* **Dataset excerpts**:
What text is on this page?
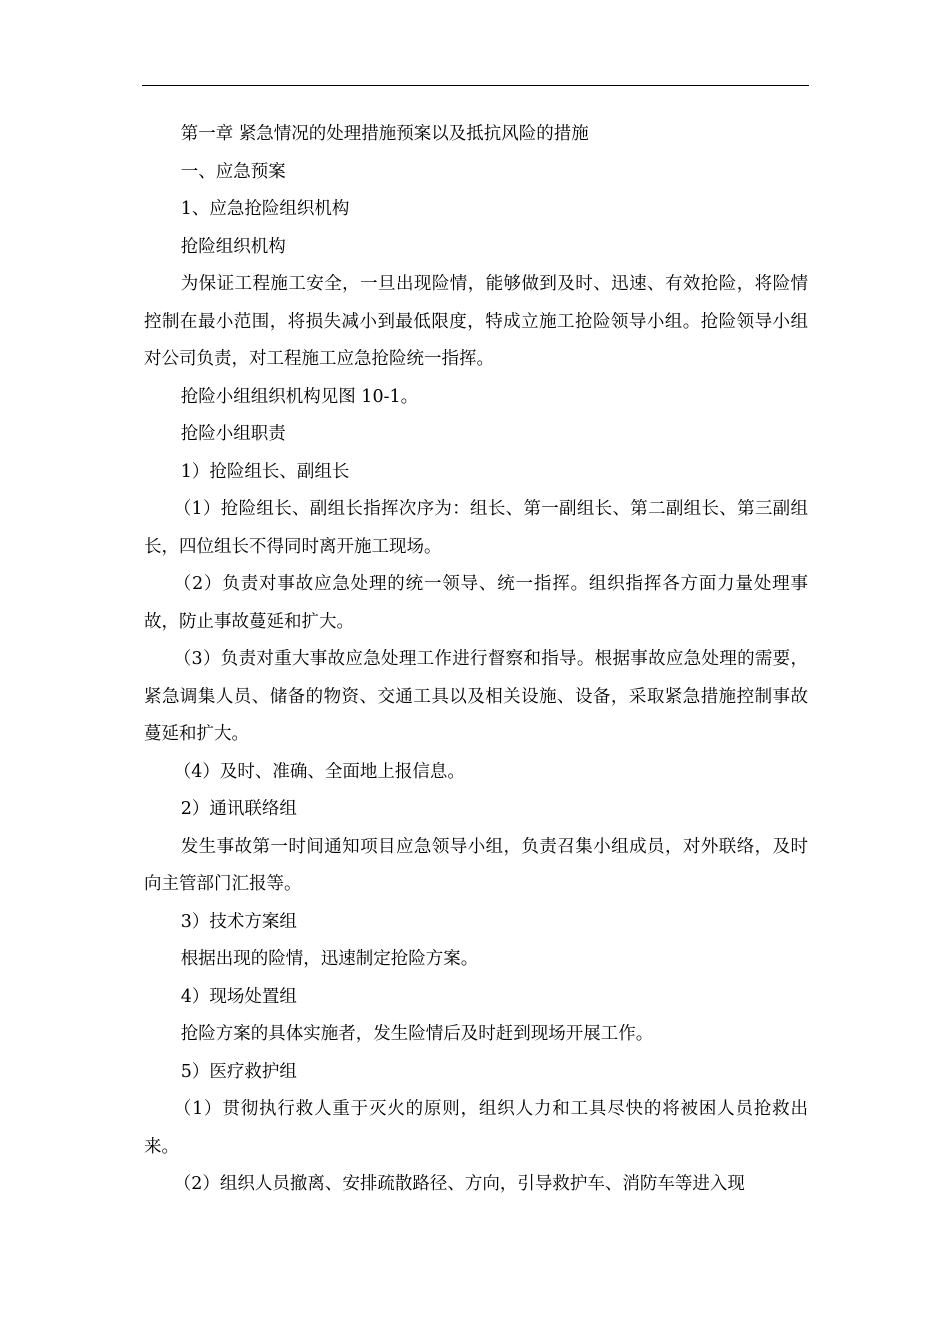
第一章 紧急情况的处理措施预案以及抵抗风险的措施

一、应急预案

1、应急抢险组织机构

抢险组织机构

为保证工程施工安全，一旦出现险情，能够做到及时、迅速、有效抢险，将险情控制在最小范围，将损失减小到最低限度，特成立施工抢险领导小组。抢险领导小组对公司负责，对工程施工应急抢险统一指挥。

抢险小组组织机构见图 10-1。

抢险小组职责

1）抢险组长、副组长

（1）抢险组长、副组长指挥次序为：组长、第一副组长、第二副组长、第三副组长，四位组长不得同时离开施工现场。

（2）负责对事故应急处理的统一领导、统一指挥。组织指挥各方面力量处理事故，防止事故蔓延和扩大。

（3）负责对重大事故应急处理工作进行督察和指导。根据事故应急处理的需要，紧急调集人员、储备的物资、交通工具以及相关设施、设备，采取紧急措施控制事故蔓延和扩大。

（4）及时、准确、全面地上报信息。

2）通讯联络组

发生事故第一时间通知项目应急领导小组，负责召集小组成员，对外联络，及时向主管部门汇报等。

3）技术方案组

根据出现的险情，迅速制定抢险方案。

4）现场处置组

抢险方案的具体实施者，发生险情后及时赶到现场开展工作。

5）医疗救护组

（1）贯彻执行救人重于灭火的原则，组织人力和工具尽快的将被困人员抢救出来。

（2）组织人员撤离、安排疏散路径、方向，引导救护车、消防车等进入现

==

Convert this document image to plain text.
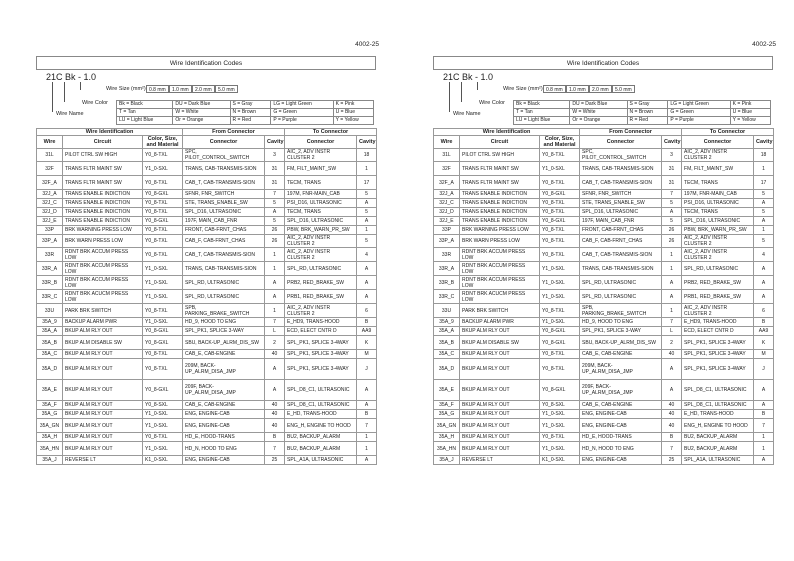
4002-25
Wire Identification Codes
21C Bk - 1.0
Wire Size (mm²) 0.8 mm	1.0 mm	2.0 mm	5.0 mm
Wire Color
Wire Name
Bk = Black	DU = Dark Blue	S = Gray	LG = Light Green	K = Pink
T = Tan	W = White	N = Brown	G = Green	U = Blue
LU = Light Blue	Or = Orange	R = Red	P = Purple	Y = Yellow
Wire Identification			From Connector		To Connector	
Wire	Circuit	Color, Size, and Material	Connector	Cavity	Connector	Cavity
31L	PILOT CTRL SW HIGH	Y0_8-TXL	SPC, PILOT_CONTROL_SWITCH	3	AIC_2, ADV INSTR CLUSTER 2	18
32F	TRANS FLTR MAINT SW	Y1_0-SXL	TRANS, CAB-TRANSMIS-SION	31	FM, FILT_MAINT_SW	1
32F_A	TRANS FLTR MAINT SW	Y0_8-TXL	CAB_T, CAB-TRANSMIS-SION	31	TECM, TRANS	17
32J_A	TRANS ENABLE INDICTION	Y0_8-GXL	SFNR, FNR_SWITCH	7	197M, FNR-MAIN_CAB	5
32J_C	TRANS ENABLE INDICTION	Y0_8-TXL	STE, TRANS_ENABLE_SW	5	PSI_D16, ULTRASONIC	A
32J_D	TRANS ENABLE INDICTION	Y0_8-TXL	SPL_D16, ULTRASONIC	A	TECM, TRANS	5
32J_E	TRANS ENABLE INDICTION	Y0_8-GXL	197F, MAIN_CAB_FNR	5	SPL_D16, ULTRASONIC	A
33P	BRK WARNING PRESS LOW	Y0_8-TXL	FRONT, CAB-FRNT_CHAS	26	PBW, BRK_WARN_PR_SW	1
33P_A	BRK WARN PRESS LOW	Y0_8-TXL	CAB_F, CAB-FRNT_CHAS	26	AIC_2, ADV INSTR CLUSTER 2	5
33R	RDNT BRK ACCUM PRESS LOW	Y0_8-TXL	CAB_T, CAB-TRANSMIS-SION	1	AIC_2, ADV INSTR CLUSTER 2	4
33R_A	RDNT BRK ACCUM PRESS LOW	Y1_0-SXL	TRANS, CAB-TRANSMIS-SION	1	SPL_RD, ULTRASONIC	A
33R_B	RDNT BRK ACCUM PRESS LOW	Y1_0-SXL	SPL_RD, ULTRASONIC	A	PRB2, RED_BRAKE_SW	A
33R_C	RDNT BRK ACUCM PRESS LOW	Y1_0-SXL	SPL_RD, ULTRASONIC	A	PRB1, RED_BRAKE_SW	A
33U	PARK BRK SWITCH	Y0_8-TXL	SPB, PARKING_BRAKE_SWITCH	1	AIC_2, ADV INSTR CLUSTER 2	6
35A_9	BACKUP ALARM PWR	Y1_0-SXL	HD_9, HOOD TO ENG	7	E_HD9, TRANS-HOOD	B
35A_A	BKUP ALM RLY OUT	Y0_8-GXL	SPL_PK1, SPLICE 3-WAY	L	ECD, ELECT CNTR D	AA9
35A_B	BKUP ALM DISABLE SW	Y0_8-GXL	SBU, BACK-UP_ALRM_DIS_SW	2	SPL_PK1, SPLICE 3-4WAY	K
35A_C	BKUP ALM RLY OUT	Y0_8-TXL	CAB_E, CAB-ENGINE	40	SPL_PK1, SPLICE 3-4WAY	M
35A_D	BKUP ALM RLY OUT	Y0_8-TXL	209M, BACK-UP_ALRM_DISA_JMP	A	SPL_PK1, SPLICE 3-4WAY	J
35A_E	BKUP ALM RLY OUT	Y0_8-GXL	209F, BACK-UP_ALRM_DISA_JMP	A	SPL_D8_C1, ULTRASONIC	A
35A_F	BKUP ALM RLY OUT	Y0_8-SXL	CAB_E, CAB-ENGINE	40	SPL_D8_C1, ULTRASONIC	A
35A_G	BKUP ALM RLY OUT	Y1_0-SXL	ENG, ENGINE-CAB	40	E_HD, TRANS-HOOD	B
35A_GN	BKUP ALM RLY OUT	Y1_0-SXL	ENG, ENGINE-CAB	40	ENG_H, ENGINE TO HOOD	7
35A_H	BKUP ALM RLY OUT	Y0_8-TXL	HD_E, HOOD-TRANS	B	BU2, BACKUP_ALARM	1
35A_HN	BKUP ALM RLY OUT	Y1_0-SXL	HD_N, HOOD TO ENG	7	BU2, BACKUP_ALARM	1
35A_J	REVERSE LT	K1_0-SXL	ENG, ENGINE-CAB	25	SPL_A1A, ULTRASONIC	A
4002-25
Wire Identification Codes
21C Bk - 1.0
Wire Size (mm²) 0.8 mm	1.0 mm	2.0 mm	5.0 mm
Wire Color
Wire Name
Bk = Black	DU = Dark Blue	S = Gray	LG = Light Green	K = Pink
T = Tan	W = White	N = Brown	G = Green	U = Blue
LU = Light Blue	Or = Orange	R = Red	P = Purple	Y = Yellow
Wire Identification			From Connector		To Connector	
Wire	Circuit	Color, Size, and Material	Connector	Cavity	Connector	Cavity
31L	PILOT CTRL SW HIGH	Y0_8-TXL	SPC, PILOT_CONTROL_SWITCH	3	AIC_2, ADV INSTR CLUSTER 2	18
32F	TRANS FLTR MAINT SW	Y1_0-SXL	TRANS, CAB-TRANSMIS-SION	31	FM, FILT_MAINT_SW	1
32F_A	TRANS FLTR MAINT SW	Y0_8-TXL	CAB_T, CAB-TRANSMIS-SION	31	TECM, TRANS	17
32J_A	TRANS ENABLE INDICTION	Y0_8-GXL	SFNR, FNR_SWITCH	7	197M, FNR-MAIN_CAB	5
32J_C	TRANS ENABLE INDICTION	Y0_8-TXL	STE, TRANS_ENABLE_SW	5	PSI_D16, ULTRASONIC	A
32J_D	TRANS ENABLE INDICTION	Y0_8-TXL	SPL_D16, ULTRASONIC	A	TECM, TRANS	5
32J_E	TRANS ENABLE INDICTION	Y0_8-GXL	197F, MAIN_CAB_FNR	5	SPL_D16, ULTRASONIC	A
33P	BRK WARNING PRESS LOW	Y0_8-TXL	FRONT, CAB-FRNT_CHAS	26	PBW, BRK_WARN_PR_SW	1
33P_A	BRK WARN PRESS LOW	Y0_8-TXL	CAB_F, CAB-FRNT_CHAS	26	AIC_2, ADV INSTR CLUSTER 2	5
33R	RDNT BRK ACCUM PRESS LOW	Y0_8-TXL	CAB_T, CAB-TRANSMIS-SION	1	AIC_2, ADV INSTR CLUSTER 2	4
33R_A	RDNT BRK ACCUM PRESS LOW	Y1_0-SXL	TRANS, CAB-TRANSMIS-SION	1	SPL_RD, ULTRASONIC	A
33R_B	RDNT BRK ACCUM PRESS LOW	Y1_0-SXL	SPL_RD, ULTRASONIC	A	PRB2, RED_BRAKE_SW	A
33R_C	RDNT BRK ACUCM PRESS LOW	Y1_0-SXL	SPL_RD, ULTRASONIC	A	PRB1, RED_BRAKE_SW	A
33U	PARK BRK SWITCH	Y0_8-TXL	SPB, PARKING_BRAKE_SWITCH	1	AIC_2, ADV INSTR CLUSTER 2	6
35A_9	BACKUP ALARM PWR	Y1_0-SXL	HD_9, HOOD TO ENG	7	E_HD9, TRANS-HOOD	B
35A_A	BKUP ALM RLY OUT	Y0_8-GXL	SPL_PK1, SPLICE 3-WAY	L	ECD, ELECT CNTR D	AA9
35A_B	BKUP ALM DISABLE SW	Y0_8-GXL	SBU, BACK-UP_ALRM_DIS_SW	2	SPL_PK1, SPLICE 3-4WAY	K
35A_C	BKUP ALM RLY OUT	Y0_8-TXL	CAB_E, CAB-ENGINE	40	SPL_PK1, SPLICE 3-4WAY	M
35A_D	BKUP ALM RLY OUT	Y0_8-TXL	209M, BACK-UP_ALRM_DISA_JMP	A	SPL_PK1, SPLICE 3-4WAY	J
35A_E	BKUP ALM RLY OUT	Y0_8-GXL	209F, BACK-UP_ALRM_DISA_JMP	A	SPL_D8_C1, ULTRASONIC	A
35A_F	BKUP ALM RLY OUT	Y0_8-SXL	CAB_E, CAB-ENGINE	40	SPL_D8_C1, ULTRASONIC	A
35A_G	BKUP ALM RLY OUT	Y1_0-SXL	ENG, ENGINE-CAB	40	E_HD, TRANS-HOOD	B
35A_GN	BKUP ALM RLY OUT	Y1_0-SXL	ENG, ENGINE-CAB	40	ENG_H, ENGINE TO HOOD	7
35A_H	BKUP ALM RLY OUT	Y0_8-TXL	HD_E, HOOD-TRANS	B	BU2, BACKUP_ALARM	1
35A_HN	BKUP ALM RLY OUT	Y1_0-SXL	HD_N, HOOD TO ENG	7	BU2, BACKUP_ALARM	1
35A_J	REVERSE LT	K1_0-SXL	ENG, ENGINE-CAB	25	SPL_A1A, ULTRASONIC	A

* **Given exercise**: Wherever "this" shows up in a line, copy that line.

* **Output of the exercise**:
What text is on this page?
Convert this document image to plain text.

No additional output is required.